=== Work to be completed ===
Convert the listing, from its first line through the line containing "y-tick-label: 6 <box>156 151 166 169</box>", into a numbered list with blank lines omitted, and include no lines after that one.

=== Dataset rows ===
▼

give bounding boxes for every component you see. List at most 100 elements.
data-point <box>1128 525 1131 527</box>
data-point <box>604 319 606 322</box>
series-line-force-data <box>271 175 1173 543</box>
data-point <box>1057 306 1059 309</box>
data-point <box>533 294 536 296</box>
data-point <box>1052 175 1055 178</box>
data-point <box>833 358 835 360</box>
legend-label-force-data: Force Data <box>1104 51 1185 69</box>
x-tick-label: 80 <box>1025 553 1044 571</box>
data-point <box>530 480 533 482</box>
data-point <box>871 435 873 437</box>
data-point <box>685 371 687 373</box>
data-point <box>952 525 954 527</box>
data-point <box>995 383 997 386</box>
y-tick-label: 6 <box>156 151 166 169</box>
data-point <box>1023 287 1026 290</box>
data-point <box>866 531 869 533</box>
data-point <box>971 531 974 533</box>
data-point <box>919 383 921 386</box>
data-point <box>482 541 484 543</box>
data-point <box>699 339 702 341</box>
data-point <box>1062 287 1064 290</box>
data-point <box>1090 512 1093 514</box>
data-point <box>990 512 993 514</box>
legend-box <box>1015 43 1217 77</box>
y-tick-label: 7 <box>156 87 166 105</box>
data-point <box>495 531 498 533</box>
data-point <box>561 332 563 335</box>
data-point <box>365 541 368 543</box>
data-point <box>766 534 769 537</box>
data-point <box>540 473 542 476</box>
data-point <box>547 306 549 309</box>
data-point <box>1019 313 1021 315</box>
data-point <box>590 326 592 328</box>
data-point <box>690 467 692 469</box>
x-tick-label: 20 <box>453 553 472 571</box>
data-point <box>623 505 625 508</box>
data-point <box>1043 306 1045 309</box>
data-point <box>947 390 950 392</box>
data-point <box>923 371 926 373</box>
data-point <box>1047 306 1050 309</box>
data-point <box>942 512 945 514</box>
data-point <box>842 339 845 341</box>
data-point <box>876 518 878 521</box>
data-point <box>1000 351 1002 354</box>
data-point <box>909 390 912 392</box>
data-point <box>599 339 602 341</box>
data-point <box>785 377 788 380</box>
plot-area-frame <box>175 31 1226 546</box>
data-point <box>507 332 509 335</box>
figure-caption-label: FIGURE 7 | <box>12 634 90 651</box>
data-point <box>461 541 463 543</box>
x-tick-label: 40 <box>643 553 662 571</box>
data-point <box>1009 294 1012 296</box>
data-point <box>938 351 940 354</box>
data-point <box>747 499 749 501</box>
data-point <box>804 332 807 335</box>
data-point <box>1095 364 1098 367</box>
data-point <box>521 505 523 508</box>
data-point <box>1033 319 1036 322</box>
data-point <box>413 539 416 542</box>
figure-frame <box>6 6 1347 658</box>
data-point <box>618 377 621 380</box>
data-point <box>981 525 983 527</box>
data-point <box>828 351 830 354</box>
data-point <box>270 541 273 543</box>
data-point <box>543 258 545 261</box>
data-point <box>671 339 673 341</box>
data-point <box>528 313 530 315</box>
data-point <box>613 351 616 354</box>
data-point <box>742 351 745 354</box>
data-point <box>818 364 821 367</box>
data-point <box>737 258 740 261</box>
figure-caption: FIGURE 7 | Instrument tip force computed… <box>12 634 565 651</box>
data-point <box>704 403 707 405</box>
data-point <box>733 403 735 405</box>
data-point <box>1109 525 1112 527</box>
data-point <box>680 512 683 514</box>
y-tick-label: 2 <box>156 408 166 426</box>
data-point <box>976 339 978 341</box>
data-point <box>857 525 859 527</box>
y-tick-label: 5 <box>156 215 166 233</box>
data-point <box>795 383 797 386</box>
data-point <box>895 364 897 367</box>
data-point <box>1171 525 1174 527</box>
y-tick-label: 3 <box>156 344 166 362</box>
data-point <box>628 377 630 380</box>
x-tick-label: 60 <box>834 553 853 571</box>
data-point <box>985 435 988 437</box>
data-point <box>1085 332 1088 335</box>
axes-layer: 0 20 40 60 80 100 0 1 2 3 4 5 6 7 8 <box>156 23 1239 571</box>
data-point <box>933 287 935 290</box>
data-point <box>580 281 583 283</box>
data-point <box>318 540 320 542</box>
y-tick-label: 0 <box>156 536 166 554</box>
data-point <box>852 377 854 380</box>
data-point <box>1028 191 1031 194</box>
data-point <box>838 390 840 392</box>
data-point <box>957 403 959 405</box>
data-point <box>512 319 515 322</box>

▲

=== Solution to this task ===
1. give bounding boxes for every component you see. List at most 100 elements.
2. data-point <box>1128 525 1131 527</box>
3. data-point <box>604 319 606 322</box>
4. series-line-force-data <box>271 175 1173 543</box>
5. data-point <box>1057 306 1059 309</box>
6. data-point <box>533 294 536 296</box>
7. data-point <box>1052 175 1055 178</box>
8. data-point <box>833 358 835 360</box>
9. legend-label-force-data: Force Data <box>1104 51 1185 69</box>
10. x-tick-label: 80 <box>1025 553 1044 571</box>
11. data-point <box>530 480 533 482</box>
12. data-point <box>871 435 873 437</box>
13. data-point <box>685 371 687 373</box>
14. data-point <box>952 525 954 527</box>
15. data-point <box>995 383 997 386</box>
16. y-tick-label: 6 <box>156 151 166 169</box>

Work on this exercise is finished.